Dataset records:
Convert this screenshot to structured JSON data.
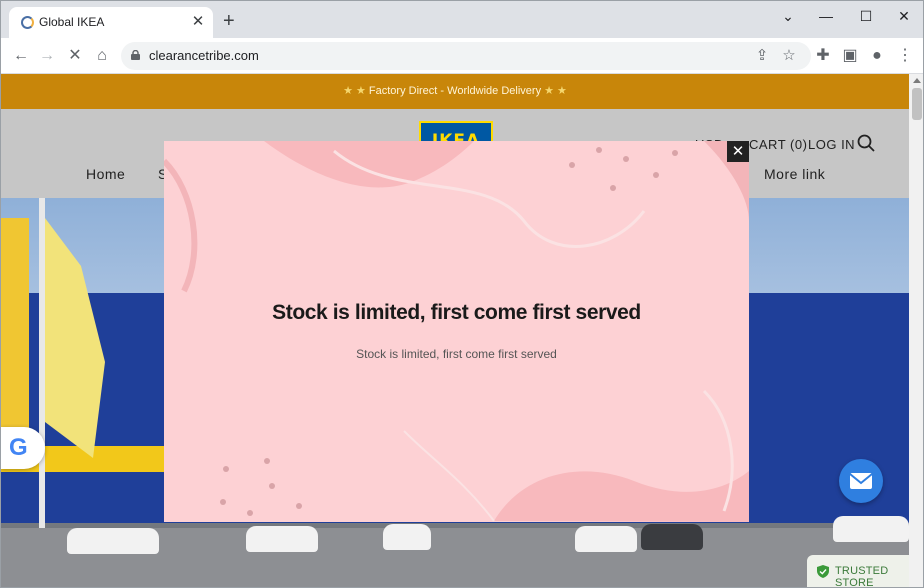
{
  "browser": {
    "tab_title": "Global IKEA",
    "new_tab_symbol": "+",
    "tab_close_symbol": "✕",
    "url": "clearancetribe.com",
    "window_controls": [
      "⌄",
      "—",
      "☐",
      "✕"
    ]
  },
  "store": {
    "announcement": "Factory Direct - Worldwide Delivery",
    "logo_text": "IKEA",
    "header_links": {
      "currency": "USD",
      "cart": "CART (0)",
      "login": "LOG IN"
    },
    "nav": [
      "Home",
      "S",
      "More link"
    ],
    "google_letter": "G",
    "trusted_store": "TRUSTED STORE"
  },
  "modal": {
    "title": "Stock is limited, first come first served",
    "subtitle": "Stock is limited, first come first served",
    "close_symbol": "✕"
  },
  "colors": {
    "announcement_bg": "#c8860a",
    "modal_bg": "#fdd1d4",
    "chat_button": "#2f7fe0",
    "ikea_blue": "#0058a3",
    "ikea_yellow": "#ffdb00"
  }
}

What you have to do — Search the listing above for the string "come". Copy every line that contains it.

Solution for this problem —
    "title": "Stock is limited, first come first served",
    "subtitle": "Stock is limited, first come first served",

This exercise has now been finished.